**Direction**
Copy every line of the data that includes the string "xlabel".

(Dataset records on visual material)
====

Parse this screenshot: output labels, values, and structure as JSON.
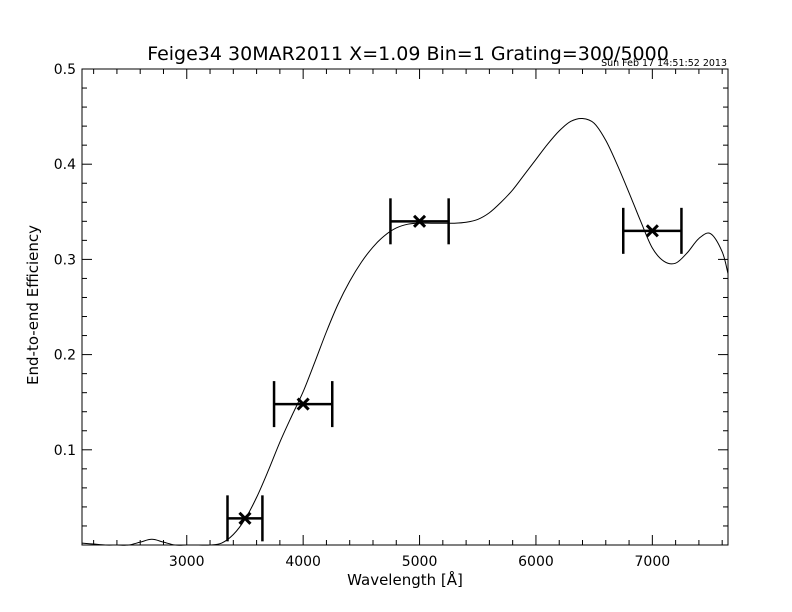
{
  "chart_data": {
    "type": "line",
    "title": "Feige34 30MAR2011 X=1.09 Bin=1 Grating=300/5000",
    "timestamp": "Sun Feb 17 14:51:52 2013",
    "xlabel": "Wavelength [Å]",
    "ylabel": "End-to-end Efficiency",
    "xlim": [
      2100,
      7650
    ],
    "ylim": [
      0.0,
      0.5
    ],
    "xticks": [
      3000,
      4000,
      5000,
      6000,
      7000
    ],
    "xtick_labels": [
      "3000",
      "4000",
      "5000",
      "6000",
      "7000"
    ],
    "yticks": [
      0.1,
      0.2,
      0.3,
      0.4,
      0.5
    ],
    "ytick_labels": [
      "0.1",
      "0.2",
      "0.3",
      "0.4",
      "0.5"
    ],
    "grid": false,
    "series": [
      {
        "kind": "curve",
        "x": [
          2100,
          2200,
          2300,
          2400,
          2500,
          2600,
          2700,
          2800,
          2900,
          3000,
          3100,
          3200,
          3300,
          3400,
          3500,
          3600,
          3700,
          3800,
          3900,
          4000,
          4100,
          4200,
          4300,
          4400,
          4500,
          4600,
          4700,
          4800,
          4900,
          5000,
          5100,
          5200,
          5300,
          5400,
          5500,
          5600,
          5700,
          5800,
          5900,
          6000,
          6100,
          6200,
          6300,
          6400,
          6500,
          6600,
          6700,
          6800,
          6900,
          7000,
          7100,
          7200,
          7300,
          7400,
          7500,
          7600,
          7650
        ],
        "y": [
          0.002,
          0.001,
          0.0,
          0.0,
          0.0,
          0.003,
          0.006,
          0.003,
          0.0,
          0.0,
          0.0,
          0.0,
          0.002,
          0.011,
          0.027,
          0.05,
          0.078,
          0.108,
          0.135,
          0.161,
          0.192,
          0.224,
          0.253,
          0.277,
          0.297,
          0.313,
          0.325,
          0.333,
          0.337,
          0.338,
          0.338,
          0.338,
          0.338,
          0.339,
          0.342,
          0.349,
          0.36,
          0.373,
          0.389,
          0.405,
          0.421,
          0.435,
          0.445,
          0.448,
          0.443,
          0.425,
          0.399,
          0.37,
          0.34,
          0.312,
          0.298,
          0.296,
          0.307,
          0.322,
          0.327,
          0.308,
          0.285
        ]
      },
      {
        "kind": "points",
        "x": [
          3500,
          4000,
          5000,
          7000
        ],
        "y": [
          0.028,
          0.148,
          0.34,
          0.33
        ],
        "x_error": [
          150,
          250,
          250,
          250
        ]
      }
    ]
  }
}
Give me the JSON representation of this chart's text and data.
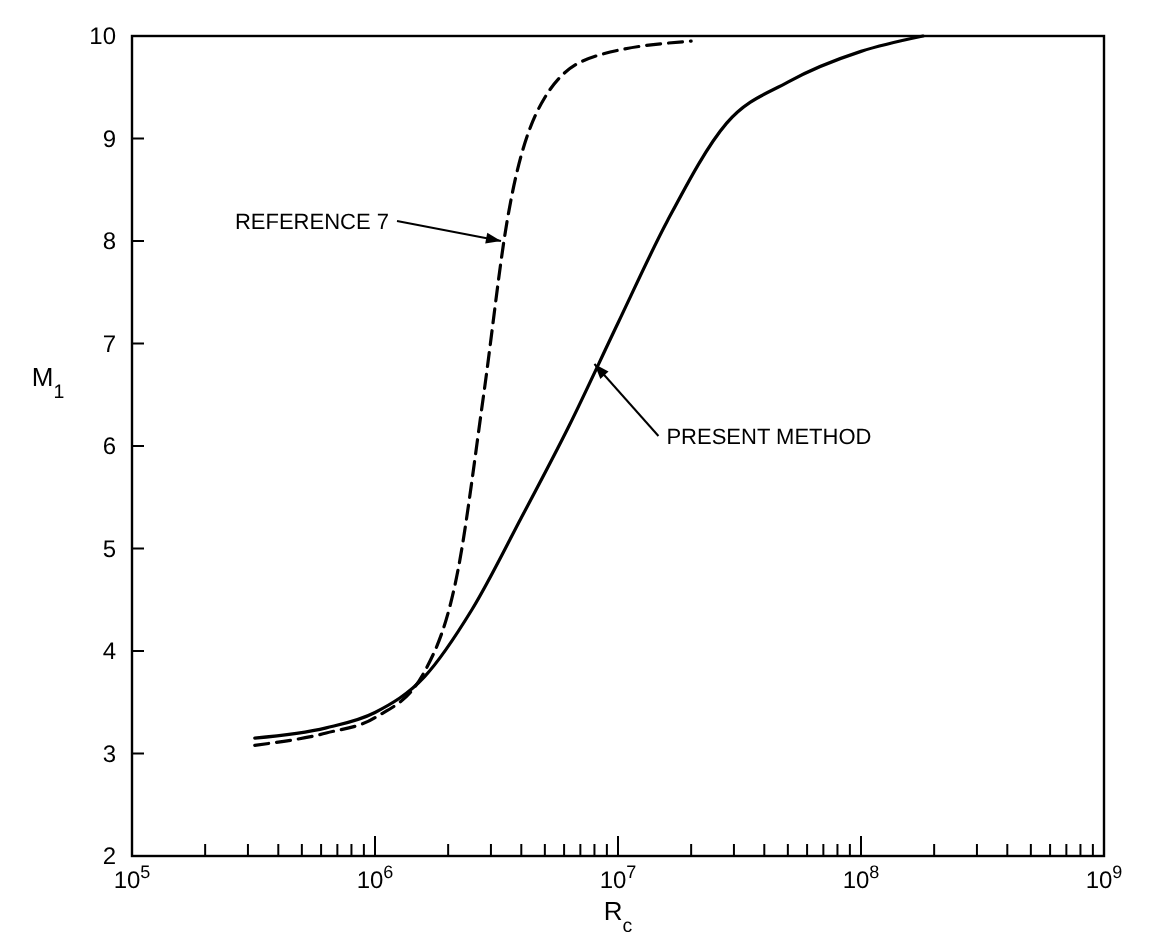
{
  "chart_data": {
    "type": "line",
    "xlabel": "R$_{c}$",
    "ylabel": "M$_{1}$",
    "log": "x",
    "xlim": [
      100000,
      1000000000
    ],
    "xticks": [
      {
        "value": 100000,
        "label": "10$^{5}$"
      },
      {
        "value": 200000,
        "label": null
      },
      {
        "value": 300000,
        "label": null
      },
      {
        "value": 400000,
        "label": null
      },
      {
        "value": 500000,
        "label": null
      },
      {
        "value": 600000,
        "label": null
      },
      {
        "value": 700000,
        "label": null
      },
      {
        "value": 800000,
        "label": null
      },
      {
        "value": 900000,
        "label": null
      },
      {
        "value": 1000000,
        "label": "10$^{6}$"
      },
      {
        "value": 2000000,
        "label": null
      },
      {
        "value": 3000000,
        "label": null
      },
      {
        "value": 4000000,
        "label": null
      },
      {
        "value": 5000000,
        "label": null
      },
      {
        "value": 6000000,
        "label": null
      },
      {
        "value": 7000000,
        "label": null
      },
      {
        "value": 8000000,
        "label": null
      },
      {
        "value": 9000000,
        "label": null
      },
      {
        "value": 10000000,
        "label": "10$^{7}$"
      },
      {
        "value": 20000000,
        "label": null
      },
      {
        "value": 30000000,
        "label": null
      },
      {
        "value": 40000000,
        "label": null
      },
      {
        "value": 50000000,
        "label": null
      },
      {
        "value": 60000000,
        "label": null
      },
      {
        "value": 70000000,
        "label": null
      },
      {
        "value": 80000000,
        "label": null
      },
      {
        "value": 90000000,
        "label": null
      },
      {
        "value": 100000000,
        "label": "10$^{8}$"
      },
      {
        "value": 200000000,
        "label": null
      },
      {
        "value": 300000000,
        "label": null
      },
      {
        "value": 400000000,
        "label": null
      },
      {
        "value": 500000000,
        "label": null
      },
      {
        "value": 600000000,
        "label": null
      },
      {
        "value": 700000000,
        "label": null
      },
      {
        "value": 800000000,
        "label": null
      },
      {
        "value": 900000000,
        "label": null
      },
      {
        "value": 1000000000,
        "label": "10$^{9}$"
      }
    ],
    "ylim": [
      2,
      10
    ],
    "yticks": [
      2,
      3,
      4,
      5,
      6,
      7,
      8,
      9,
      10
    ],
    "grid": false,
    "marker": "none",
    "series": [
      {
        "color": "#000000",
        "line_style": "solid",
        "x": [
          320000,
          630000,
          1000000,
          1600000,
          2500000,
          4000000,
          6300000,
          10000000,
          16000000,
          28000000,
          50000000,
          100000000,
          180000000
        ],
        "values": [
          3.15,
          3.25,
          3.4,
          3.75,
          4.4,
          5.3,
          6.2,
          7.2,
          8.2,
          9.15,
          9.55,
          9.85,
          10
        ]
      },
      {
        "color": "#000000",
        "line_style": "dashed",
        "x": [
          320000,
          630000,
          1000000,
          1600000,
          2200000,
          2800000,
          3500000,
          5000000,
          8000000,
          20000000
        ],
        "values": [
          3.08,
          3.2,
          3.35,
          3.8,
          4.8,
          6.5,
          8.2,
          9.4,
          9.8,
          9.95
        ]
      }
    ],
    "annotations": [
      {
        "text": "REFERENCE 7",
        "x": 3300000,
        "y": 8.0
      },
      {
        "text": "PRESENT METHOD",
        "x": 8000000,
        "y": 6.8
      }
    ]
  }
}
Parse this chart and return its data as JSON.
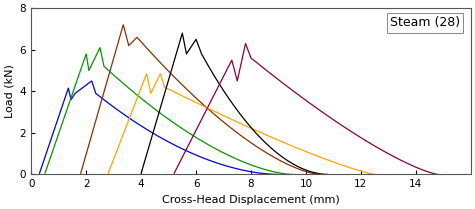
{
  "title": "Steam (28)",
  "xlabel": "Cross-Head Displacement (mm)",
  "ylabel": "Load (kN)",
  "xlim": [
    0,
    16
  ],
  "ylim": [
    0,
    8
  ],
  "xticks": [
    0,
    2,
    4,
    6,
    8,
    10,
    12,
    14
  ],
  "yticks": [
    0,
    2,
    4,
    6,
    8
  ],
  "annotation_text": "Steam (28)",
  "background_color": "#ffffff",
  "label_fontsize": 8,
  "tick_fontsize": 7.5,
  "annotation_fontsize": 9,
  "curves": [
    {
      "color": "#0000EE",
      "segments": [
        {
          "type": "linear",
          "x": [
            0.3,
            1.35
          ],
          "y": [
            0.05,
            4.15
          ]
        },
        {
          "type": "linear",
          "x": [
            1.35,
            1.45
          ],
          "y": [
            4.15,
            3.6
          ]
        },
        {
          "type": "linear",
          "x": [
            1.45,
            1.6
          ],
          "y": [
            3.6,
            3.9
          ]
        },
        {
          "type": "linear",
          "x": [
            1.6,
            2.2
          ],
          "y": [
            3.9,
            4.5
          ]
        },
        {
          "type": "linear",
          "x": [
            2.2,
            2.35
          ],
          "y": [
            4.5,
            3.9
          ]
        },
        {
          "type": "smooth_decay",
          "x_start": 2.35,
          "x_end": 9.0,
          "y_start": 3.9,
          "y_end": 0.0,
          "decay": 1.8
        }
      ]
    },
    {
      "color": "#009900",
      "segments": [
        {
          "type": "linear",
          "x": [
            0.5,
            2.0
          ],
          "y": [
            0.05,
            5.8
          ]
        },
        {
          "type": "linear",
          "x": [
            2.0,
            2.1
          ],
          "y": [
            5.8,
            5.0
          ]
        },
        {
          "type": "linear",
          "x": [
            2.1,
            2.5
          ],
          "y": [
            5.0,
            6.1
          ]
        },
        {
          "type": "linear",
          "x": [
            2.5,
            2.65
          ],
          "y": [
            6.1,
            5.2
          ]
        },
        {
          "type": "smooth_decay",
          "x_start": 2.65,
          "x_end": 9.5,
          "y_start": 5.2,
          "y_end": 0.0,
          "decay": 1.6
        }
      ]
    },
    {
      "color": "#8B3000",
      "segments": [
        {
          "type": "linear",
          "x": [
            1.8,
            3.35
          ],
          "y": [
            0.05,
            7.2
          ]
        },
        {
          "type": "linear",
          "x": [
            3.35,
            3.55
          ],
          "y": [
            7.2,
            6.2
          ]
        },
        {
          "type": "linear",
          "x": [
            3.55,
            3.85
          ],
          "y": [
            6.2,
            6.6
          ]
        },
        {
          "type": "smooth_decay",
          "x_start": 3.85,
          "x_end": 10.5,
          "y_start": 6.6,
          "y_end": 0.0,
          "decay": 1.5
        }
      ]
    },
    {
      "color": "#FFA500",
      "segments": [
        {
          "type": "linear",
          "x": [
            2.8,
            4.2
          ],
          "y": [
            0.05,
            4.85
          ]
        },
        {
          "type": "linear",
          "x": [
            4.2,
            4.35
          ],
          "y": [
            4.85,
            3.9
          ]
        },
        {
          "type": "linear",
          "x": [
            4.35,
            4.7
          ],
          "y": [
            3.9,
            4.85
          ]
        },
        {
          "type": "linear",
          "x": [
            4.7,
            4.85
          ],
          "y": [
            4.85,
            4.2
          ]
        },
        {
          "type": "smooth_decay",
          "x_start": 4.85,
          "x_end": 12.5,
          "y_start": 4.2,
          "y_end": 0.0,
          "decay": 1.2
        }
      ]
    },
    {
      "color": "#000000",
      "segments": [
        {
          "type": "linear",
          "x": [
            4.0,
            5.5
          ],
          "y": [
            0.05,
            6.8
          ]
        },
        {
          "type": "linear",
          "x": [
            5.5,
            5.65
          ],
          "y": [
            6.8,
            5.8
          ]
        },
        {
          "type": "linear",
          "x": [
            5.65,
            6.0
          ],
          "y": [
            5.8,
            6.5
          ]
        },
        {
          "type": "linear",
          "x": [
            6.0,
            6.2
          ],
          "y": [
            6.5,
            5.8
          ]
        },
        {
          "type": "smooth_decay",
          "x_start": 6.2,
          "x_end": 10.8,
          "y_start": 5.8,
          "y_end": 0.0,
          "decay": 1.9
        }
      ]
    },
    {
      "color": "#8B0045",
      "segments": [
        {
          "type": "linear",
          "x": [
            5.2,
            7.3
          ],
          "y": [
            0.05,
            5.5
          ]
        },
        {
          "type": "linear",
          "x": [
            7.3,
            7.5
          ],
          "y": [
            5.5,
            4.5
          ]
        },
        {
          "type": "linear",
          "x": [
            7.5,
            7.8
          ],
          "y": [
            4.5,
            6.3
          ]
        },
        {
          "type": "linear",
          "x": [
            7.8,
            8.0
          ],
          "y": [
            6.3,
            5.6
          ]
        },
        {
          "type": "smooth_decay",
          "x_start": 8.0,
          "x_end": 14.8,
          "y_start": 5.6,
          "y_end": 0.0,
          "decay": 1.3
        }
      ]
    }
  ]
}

====

**Full output**
    "xlabel": "Wavelength [Å]",
    "xlabel": "R$_{c}$",
  "xlabel": "Cross-Head Displacement (mm)",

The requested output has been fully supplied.